Given task
Repeat only the lines below from the one that contains "Output the text content of this document." through the final line, exactly. Omit pictures.

+===+

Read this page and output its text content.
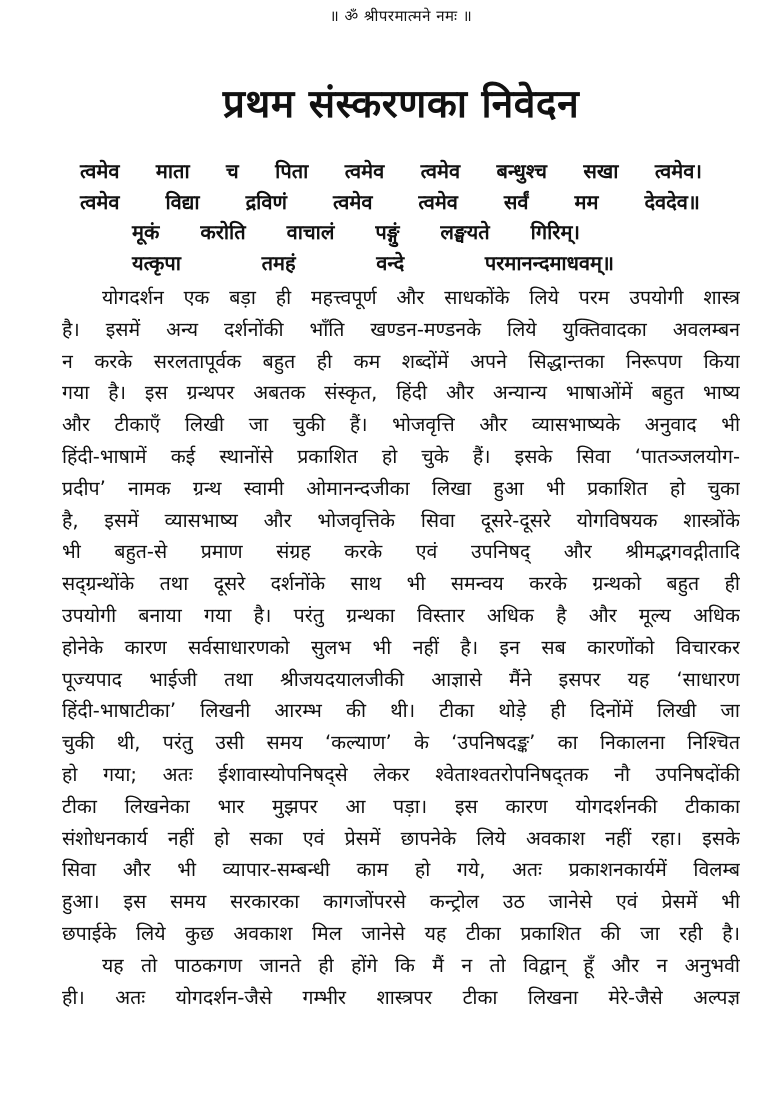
॥ ॐ श्रीपरमात्मने नमः ॥
प्रथम संस्करणका निवेदन
त्वमेव माता च पिता त्वमेव त्वमेव बन्धुश्च सखा त्वमेव।
त्वमेव विद्या द्रविणं त्वमेव त्वमेव सर्वं मम देवदेव॥
मूकं करोति वाचालं पङ्गुं लङ्घयते गिरिम्।
यत्कृपा	तमहं	वन्दे	परमानन्दमाधवम्॥
योगदर्शन एक बड़ा ही महत्त्वपूर्ण और साधकोंके लिये परम उपयोगी शास्त्र
है। इसमें अन्य दर्शनोंकी भाँति खण्डन-मण्डनके लिये युक्तिवादका अवलम्बन
न करके सरलतापूर्वक बहुत ही कम शब्दोंमें अपने सिद्धान्तका निरूपण किया
गया है। इस ग्रन्थपर अबतक संस्कृत, हिंदी और अन्यान्य भाषाओंमें बहुत भाष्य
और टीकाएँ लिखी जा चुकी हैं। भोजवृत्ति और व्यासभाष्यके अनुवाद भी
हिंदी-भाषामें कई स्थानोंसे प्रकाशित हो चुके हैं। इसके सिवा ‘पातञ्जलयोग-
प्रदीप’ नामक ग्रन्थ स्वामी ओमानन्दजीका लिखा हुआ भी प्रकाशित हो चुका
है, इसमें व्यासभाष्य और भोजवृत्तिके सिवा दूसरे-दूसरे योगविषयक शास्त्रोंके
भी बहुत-से प्रमाण संग्रह करके एवं उपनिषद् और श्रीमद्भगवद्गीतादि
सद्ग्रन्थोंके तथा दूसरे दर्शनोंके साथ भी समन्वय करके ग्रन्थको बहुत ही
उपयोगी बनाया गया है। परंतु ग्रन्थका विस्तार अधिक है और मूल्य अधिक
होनेके कारण सर्वसाधारणको सुलभ भी नहीं है। इन सब कारणोंको विचारकर
पूज्यपाद भाईजी तथा श्रीजयदयालजीकी आज्ञासे मैंने इसपर यह ‘साधारण
हिंदी-भाषाटीका’ लिखनी आरम्भ की थी। टीका थोड़े ही दिनोंमें लिखी जा
चुकी थी, परंतु उसी समय ‘कल्याण’ के ‘उपनिषदङ्क’ का निकालना निश्चित
हो गया; अतः ईशावास्योपनिषद्से लेकर श्वेताश्वतरोपनिषद्तक नौ उपनिषदोंकी
टीका लिखनेका भार मुझपर आ पड़ा। इस कारण योगदर्शनकी टीकाका
संशोधनकार्य नहीं हो सका एवं प्रेसमें छापनेके लिये अवकाश नहीं रहा। इसके
सिवा और भी व्यापार-सम्बन्धी काम हो गये, अतः प्रकाशनकार्यमें विलम्ब
हुआ। इस समय सरकारका कागजोंपरसे कन्ट्रोल उठ जानेसे एवं प्रेसमें भी
छपाईके लिये कुछ अवकाश मिल जानेसे यह टीका प्रकाशित की जा रही है।
यह तो पाठकगण जानते ही होंगे कि मैं न तो विद्वान् हूँ और न अनुभवी
ही। अतः योगदर्शन-जैसे गम्भीर शास्त्रपर टीका लिखना मेरे-जैसे अल्पज्ञ
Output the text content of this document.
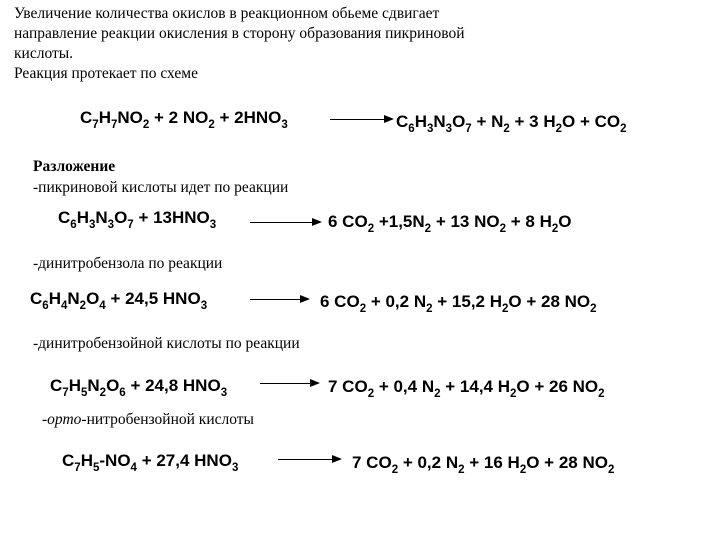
Увеличение количества окислов в реакционном обьеме сдвигает
направление реакции окисления в сторону образования пикриновой
кислоты.
Реакция протекает по схеме
$C_7H_7NO_2 + 2$ $NO_2 + 2HNO_3$	→ $C_6H_3N_3O_7 + N_2 + 3$ $H_2O + CO_2$
Разложение
-пикриновой кислоты идет по реакции
$C_6H_3N_3O_7 + 13HNO_3$	6 $CO_2 +1,5N_2 + 13$ $NO_2 + 8$ $H_2O$
-динитробензола по реакции
$C_6H_4N_2O_4 + 24,5$ $HNO_3 \to 6$ $CO_2 + 0,2$ $N_2 + 15,2$ $H_2O + 28$ $NO_2$
-динитробензойной кислоты по реакции
$C_7H_5N_2O_6 + 24,8$ $HNO_3 \to 7$ $CO_2 + 0,4$ $N_2 + 14,4$ $H_2O + 26$ $NO_2$
-орто-нитробензойной кислоты
$C_7H_5-NO_4 + 27,4$ $HNO_3 \to 7$ $CO_2 + 0,2$ $N_2 + 16$ $H_2O + 28$ $NO_2$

+===+

Expected answer
Output the text content of this document.
Увеличение количества окислов в реакционном обьеме сдвигает
направление реакции окисления в сторону образования пикриновой
кислоты.
Реакция протекает по схеме
$C_7H_7NO_2 + 2$ $NO_2 + 2HNO_3$	→ $C_6H_3N_3O_7 + N_2 + 3$ $H_2O + CO_2$
Разложение
-пикриновой кислоты идет по реакции
$C_6H_3N_3O_7 + 13HNO_3$	6 $CO_2 +1,5N_2 + 13$ $NO_2 + 8$ $H_2O$
-динитробензола по реакции
$C_6H_4N_2O_4 + 24,5$ $HNO_3 \to 6$ $CO_2 + 0,2$ $N_2 + 15,2$ $H_2O + 28$ $NO_2$
-динитробензойной кислоты по реакции
$C_7H_5N_2O_6 + 24,8$ $HNO_3 \to 7$ $CO_2 + 0,4$ $N_2 + 14,4$ $H_2O + 26$ $NO_2$
-орто-нитробензойной кислоты
$C_7H_5-NO_4 + 27,4$ $HNO_3 \to 7$ $CO_2 + 0,2$ $N_2 + 16$ $H_2O + 28$ $NO_2$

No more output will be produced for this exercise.